Print the entries that appear below, exactly as written and without their pictures.

### Data entries
— begin —

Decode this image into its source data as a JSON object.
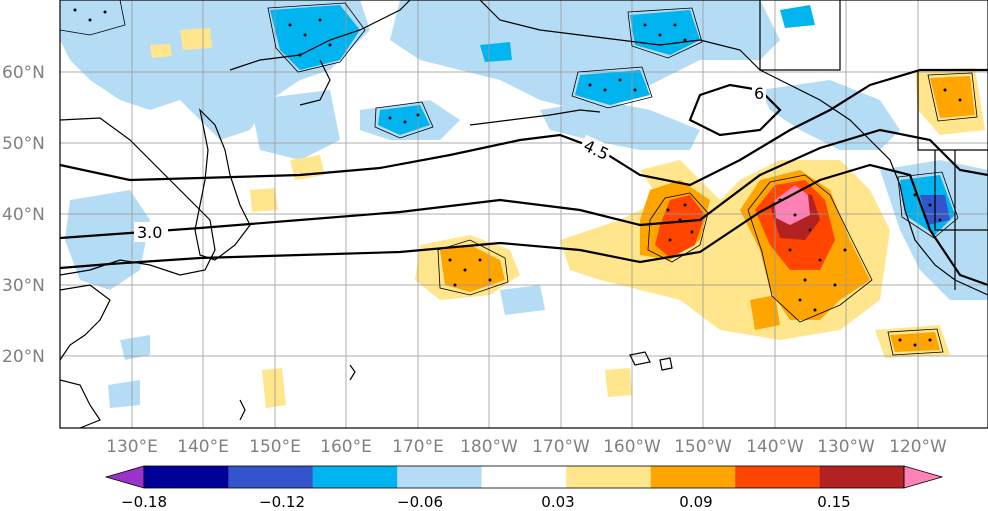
{
  "map": {
    "lat_ticks": [
      "60°N",
      "50°N",
      "40°N",
      "30°N",
      "20°N"
    ],
    "lon_ticks": [
      "130°E",
      "140°E",
      "150°E",
      "160°E",
      "170°E",
      "180°W",
      "170°W",
      "160°W",
      "150°W",
      "140°W",
      "130°W",
      "120°W"
    ],
    "contour_labels": [
      "3.0",
      "4.5",
      "6"
    ]
  },
  "colorbar": {
    "tick_labels": [
      "−0.18",
      "−0.12",
      "−0.06",
      "0.03",
      "0.09",
      "0.15"
    ],
    "colors": [
      "#9933cc",
      "#000099",
      "#3355cc",
      "#00b4f0",
      "#b4dcf5",
      "#ffffff",
      "#ffe68c",
      "#ffa500",
      "#ff4500",
      "#b22222",
      "#ff82b4"
    ]
  },
  "colors": {
    "negative_light": "#b4dcf5",
    "negative_mid": "#00b4f0",
    "positive_light": "#ffe68c",
    "positive_mid": "#ffa500",
    "positive_strong": "#ff4500",
    "positive_dark": "#b22222",
    "positive_max": "#ff82b4",
    "coast": "#000000",
    "grid": "#999999"
  }
}
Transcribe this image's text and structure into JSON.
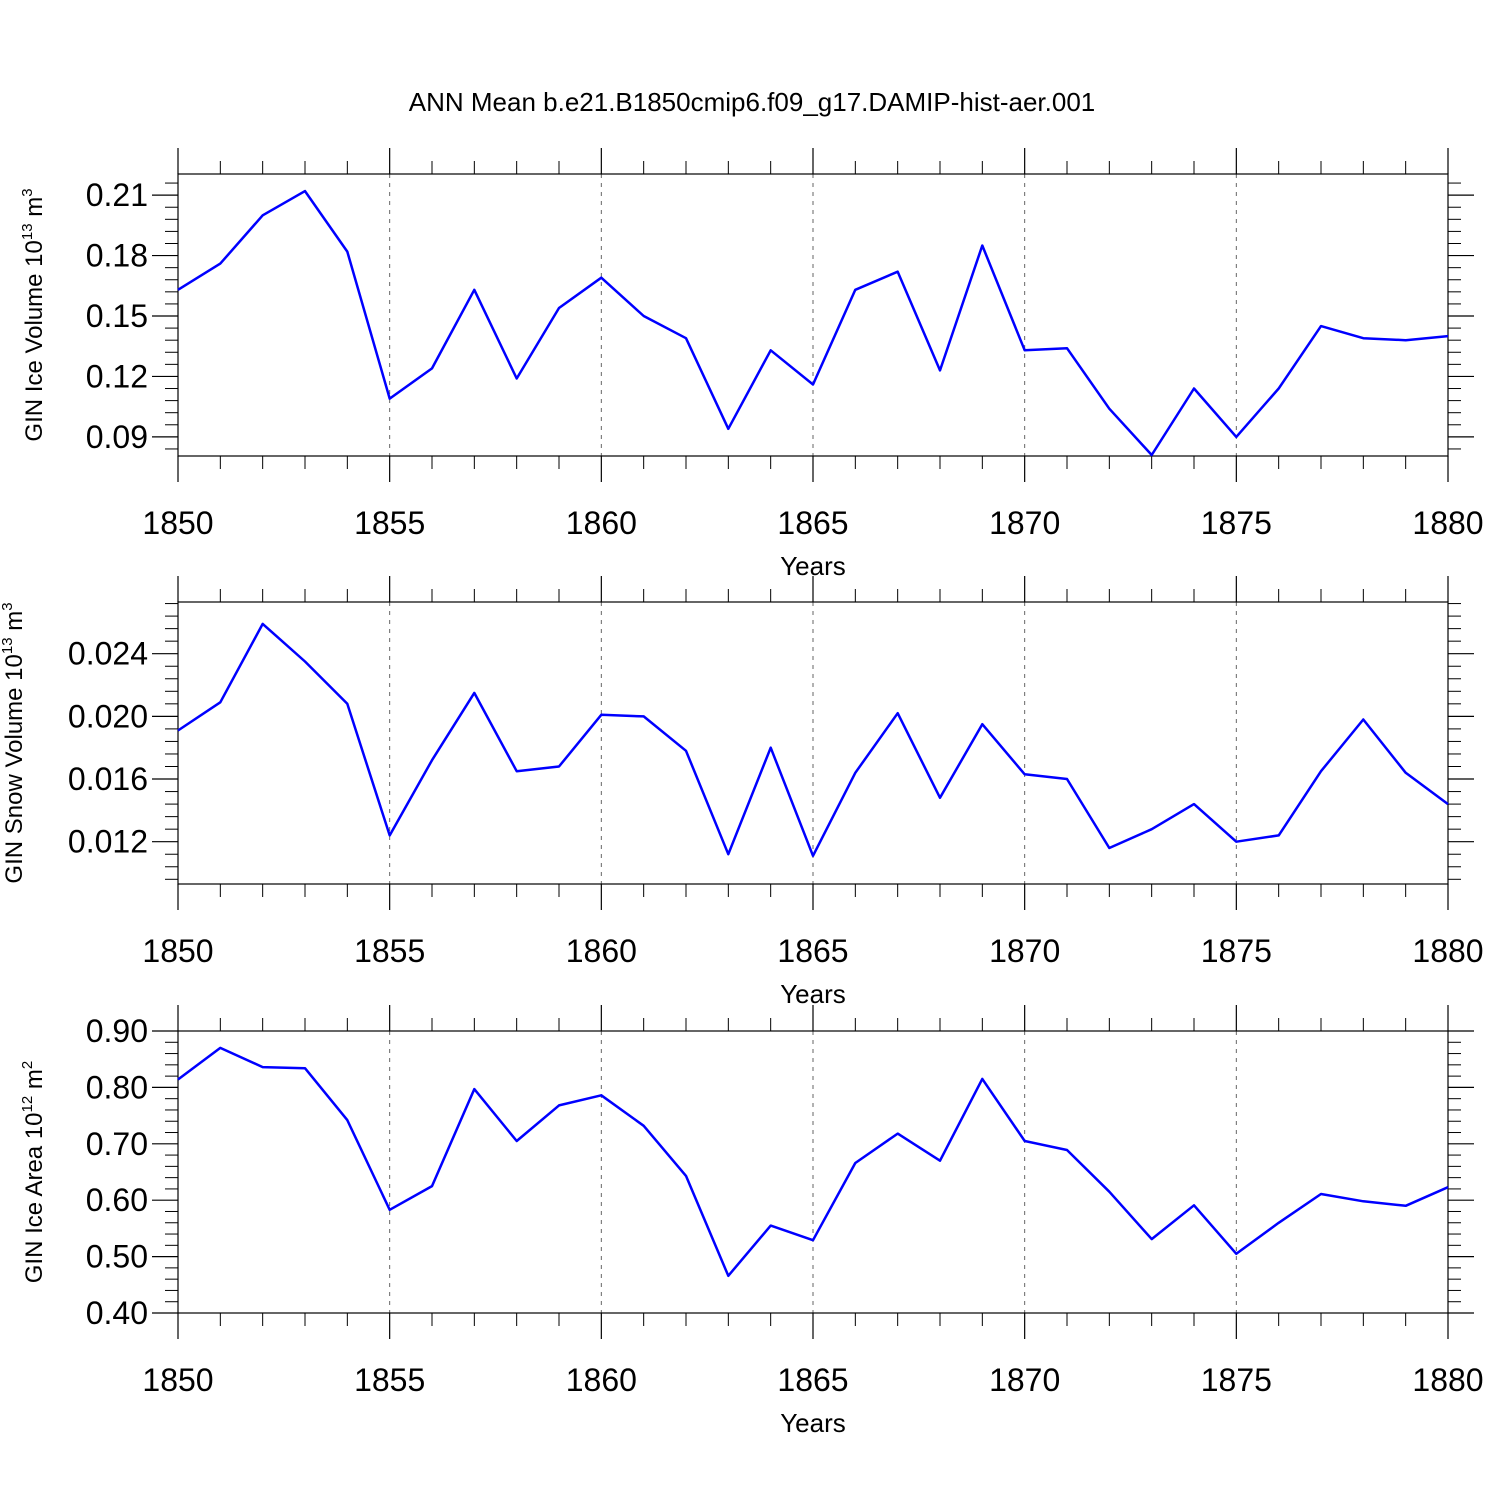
{
  "title": "ANN Mean b.e21.B1850cmip6.f09_g17.DAMIP-hist-aer.001",
  "line_color": "#0000ff",
  "chart_data": [
    {
      "type": "line",
      "ylabel": "GIN Ice Volume",
      "ylabel_scale": "10",
      "ylabel_exp": "13",
      "ylabel_unit": "m",
      "ylabel_unit_exp": "3",
      "xlabel": "Years",
      "xlim": [
        1850,
        1880
      ],
      "ylim": [
        0.0805,
        0.2205
      ],
      "yticks": [
        "0.09",
        "0.12",
        "0.15",
        "0.18",
        "0.21"
      ],
      "xticks": [
        "1850",
        "1855",
        "1860",
        "1865",
        "1870",
        "1875",
        "1880"
      ],
      "grid": "vertical dashed at major x ticks",
      "x": [
        1850,
        1851,
        1852,
        1853,
        1854,
        1855,
        1856,
        1857,
        1858,
        1859,
        1860,
        1861,
        1862,
        1863,
        1864,
        1865,
        1866,
        1867,
        1868,
        1869,
        1870,
        1871,
        1872,
        1873,
        1874,
        1875,
        1876,
        1877,
        1878,
        1879,
        1880
      ],
      "y": [
        0.163,
        0.176,
        0.2,
        0.212,
        0.182,
        0.109,
        0.124,
        0.163,
        0.119,
        0.154,
        0.169,
        0.15,
        0.139,
        0.094,
        0.133,
        0.116,
        0.163,
        0.172,
        0.123,
        0.185,
        0.133,
        0.134,
        0.104,
        0.081,
        0.114,
        0.09,
        0.114,
        0.145,
        0.139,
        0.138,
        0.14
      ]
    },
    {
      "type": "line",
      "ylabel": "GIN Snow Volume",
      "ylabel_scale": "10",
      "ylabel_exp": "13",
      "ylabel_unit": "m",
      "ylabel_unit_exp": "3",
      "xlabel": "Years",
      "xlim": [
        1850,
        1880
      ],
      "ylim": [
        0.0093,
        0.0273
      ],
      "yticks": [
        "0.012",
        "0.016",
        "0.020",
        "0.024"
      ],
      "xticks": [
        "1850",
        "1855",
        "1860",
        "1865",
        "1870",
        "1875",
        "1880"
      ],
      "grid": "vertical dashed at major x ticks",
      "x": [
        1850,
        1851,
        1852,
        1853,
        1854,
        1855,
        1856,
        1857,
        1858,
        1859,
        1860,
        1861,
        1862,
        1863,
        1864,
        1865,
        1866,
        1867,
        1868,
        1869,
        1870,
        1871,
        1872,
        1873,
        1874,
        1875,
        1876,
        1877,
        1878,
        1879,
        1880
      ],
      "y": [
        0.0191,
        0.0209,
        0.0259,
        0.0235,
        0.0208,
        0.0124,
        0.0172,
        0.0215,
        0.0165,
        0.0168,
        0.0201,
        0.02,
        0.0178,
        0.0112,
        0.018,
        0.0111,
        0.0164,
        0.0202,
        0.0148,
        0.0195,
        0.0163,
        0.016,
        0.0116,
        0.0128,
        0.0144,
        0.012,
        0.0124,
        0.0165,
        0.0198,
        0.0164,
        0.0144
      ]
    },
    {
      "type": "line",
      "ylabel": "GIN Ice Area",
      "ylabel_scale": "10",
      "ylabel_exp": "12",
      "ylabel_unit": "m",
      "ylabel_unit_exp": "2",
      "xlabel": "Years",
      "xlim": [
        1850,
        1880
      ],
      "ylim": [
        0.4,
        0.9
      ],
      "yticks": [
        "0.40",
        "0.50",
        "0.60",
        "0.70",
        "0.80",
        "0.90"
      ],
      "xticks": [
        "1850",
        "1855",
        "1860",
        "1865",
        "1870",
        "1875",
        "1880"
      ],
      "grid": "vertical dashed at major x ticks",
      "x": [
        1850,
        1851,
        1852,
        1853,
        1854,
        1855,
        1856,
        1857,
        1858,
        1859,
        1860,
        1861,
        1862,
        1863,
        1864,
        1865,
        1866,
        1867,
        1868,
        1869,
        1870,
        1871,
        1872,
        1873,
        1874,
        1875,
        1876,
        1877,
        1878,
        1879,
        1880
      ],
      "y": [
        0.814,
        0.87,
        0.836,
        0.834,
        0.742,
        0.583,
        0.625,
        0.797,
        0.705,
        0.768,
        0.786,
        0.732,
        0.643,
        0.466,
        0.555,
        0.529,
        0.666,
        0.718,
        0.67,
        0.815,
        0.705,
        0.689,
        0.615,
        0.531,
        0.591,
        0.505,
        0.56,
        0.611,
        0.598,
        0.59,
        0.623
      ]
    }
  ]
}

— end —

### THE REPLY
Decode this image into its source data as a JSON object.
{
  "map": {
    "lat_ticks": [
      "60°N",
      "50°N",
      "40°N",
      "30°N",
      "20°N"
    ],
    "lon_ticks": [
      "130°E",
      "140°E",
      "150°E",
      "160°E",
      "170°E",
      "180°W",
      "170°W",
      "160°W",
      "150°W",
      "140°W",
      "130°W",
      "120°W"
    ],
    "contour_labels": [
      "3.0",
      "4.5",
      "6"
    ]
  },
  "colorbar": {
    "tick_labels": [
      "−0.18",
      "−0.12",
      "−0.06",
      "0.03",
      "0.09",
      "0.15"
    ],
    "colors": [
      "#9933cc",
      "#000099",
      "#3355cc",
      "#00b4f0",
      "#b4dcf5",
      "#ffffff",
      "#ffe68c",
      "#ffa500",
      "#ff4500",
      "#b22222",
      "#ff82b4"
    ]
  },
  "colors": {
    "negative_light": "#b4dcf5",
    "negative_mid": "#00b4f0",
    "positive_light": "#ffe68c",
    "positive_mid": "#ffa500",
    "positive_strong": "#ff4500",
    "positive_dark": "#b22222",
    "positive_max": "#ff82b4",
    "coast": "#000000",
    "grid": "#999999"
  }
}
Transcribe this image's text and structure into JSON.
{
  "title": "ANN Mean b.e21.B1850cmip6.f09_g17.DAMIP-hist-aer.001",
  "line_color": "#0000ff",
  "chart_data": [
    {
      "type": "line",
      "ylabel": "GIN Ice Volume",
      "ylabel_scale": "10",
      "ylabel_exp": "13",
      "ylabel_unit": "m",
      "ylabel_unit_exp": "3",
      "xlabel": "Years",
      "xlim": [
        1850,
        1880
      ],
      "ylim": [
        0.0805,
        0.2205
      ],
      "yticks": [
        "0.09",
        "0.12",
        "0.15",
        "0.18",
        "0.21"
      ],
      "xticks": [
        "1850",
        "1855",
        "1860",
        "1865",
        "1870",
        "1875",
        "1880"
      ],
      "grid": "vertical dashed at major x ticks",
      "x": [
        1850,
        1851,
        1852,
        1853,
        1854,
        1855,
        1856,
        1857,
        1858,
        1859,
        1860,
        1861,
        1862,
        1863,
        1864,
        1865,
        1866,
        1867,
        1868,
        1869,
        1870,
        1871,
        1872,
        1873,
        1874,
        1875,
        1876,
        1877,
        1878,
        1879,
        1880
      ],
      "y": [
        0.163,
        0.176,
        0.2,
        0.212,
        0.182,
        0.109,
        0.124,
        0.163,
        0.119,
        0.154,
        0.169,
        0.15,
        0.139,
        0.094,
        0.133,
        0.116,
        0.163,
        0.172,
        0.123,
        0.185,
        0.133,
        0.134,
        0.104,
        0.081,
        0.114,
        0.09,
        0.114,
        0.145,
        0.139,
        0.138,
        0.14
      ]
    },
    {
      "type": "line",
      "ylabel": "GIN Snow Volume",
      "ylabel_scale": "10",
      "ylabel_exp": "13",
      "ylabel_unit": "m",
      "ylabel_unit_exp": "3",
      "xlabel": "Years",
      "xlim": [
        1850,
        1880
      ],
      "ylim": [
        0.0093,
        0.0273
      ],
      "yticks": [
        "0.012",
        "0.016",
        "0.020",
        "0.024"
      ],
      "xticks": [
        "1850",
        "1855",
        "1860",
        "1865",
        "1870",
        "1875",
        "1880"
      ],
      "grid": "vertical dashed at major x ticks",
      "x": [
        1850,
        1851,
        1852,
        1853,
        1854,
        1855,
        1856,
        1857,
        1858,
        1859,
        1860,
        1861,
        1862,
        1863,
        1864,
        1865,
        1866,
        1867,
        1868,
        1869,
        1870,
        1871,
        1872,
        1873,
        1874,
        1875,
        1876,
        1877,
        1878,
        1879,
        1880
      ],
      "y": [
        0.0191,
        0.0209,
        0.0259,
        0.0235,
        0.0208,
        0.0124,
        0.0172,
        0.0215,
        0.0165,
        0.0168,
        0.0201,
        0.02,
        0.0178,
        0.0112,
        0.018,
        0.0111,
        0.0164,
        0.0202,
        0.0148,
        0.0195,
        0.0163,
        0.016,
        0.0116,
        0.0128,
        0.0144,
        0.012,
        0.0124,
        0.0165,
        0.0198,
        0.0164,
        0.0144
      ]
    },
    {
      "type": "line",
      "ylabel": "GIN Ice Area",
      "ylabel_scale": "10",
      "ylabel_exp": "12",
      "ylabel_unit": "m",
      "ylabel_unit_exp": "2",
      "xlabel": "Years",
      "xlim": [
        1850,
        1880
      ],
      "ylim": [
        0.4,
        0.9
      ],
      "yticks": [
        "0.40",
        "0.50",
        "0.60",
        "0.70",
        "0.80",
        "0.90"
      ],
      "xticks": [
        "1850",
        "1855",
        "1860",
        "1865",
        "1870",
        "1875",
        "1880"
      ],
      "grid": "vertical dashed at major x ticks",
      "x": [
        1850,
        1851,
        1852,
        1853,
        1854,
        1855,
        1856,
        1857,
        1858,
        1859,
        1860,
        1861,
        1862,
        1863,
        1864,
        1865,
        1866,
        1867,
        1868,
        1869,
        1870,
        1871,
        1872,
        1873,
        1874,
        1875,
        1876,
        1877,
        1878,
        1879,
        1880
      ],
      "y": [
        0.814,
        0.87,
        0.836,
        0.834,
        0.742,
        0.583,
        0.625,
        0.797,
        0.705,
        0.768,
        0.786,
        0.732,
        0.643,
        0.466,
        0.555,
        0.529,
        0.666,
        0.718,
        0.67,
        0.815,
        0.705,
        0.689,
        0.615,
        0.531,
        0.591,
        0.505,
        0.56,
        0.611,
        0.598,
        0.59,
        0.623
      ]
    }
  ]
}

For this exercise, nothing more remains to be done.